==== Excerpted text ====
This is what the RIC looked like.
Waterford 1917, R.I.C. group with County Inspector Hetreed, National Library of Ireland, https://www.flickr.com/photos/47290943@N03/26931112476, CCO

Bloody Sunday, which occurred in Dublin in 1920, was one of the most violent events in the Irish War of Independence, leaving more than 30 people dead. To this day, this period of Irish history still sparks furious national as well as private debates in Ireland. Neasa from Ireland describes how researching these events made her discover that the picture of the perpetrator is less black and white than she expected.

Bloody Sunday: A Turning Point in Irish History

The 21st November 1920 is remembered for being one of the most violent events in the Irish War of Independence, leaving more than 30 people dead. On that fateful morning, the Irish Republican Army (IRA) carried out an operation, organised by Michael Collins, to assassinate British intelligence agents known as the ‘Cairo Gang’. Fourteen agents were shot and killed all across Dublin on that Sunday morning, some in their own homes and in front of their families. As news of the killings spread, there were heavy fears that a reprisal could take place.

Then later that day, a Gaelic football match was taking place between Tipperary and Dublin in Croke Park. Around 5,000 spectators attended the match. Due to suspicion that there were IRA members in the crowd, a force made up of the Royal Irish Constabulary (RIC) and the Black and Tans opened fire on the crowd of spectators, killing 14 people, including children, and wounding between 60 and 70 people. Victims were shot, impaled and crushed as they attempted to flee the scene. One of the football players, Michael Hogan, was fatally wounded. The Hogan Stand in Croke Park was later named in his honour. That day became known as Bloody Sunday, an event that was later portrayed in a scene in the 1996 film ‘Michael Collins’.

Worldwide Attention

The events at Croke Park received worldwide attention, and the British authorities were heavily criticised by the US government. Some newspaper outlets even pointed out similarities between the shootings and the Amritsar massacre in India which had taken place in 1919. However, the IRA killings earlier that day received more attention in Britain than the events at Croke Park. When Joseph Devlin, an Irish Parliamentary Party MP, attempted to bring up the Croke Park massacre in the Westminster parliament, he was shouted down and even physically assaulted.
====
Set task
In the Bloody Sunday text, which football player was fatally wounded at Croke Park?
==== Raw data ====
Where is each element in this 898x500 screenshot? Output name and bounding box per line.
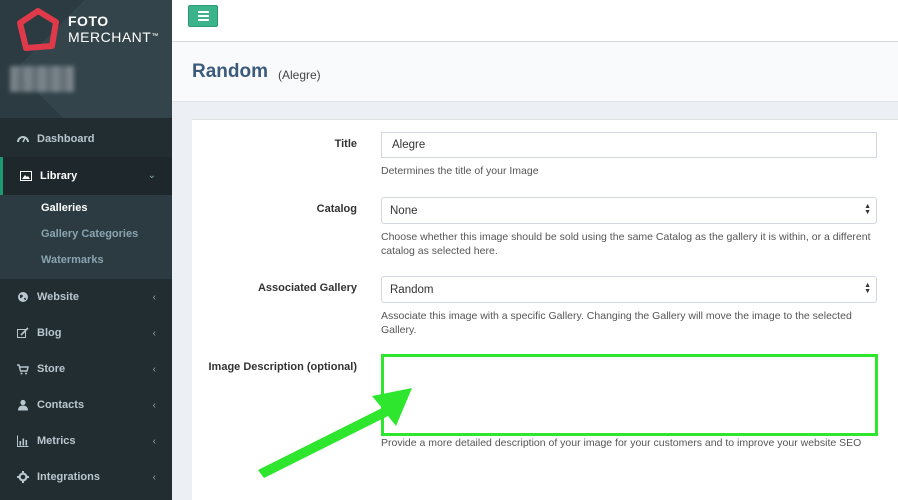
====
Written answer
Michael Hogan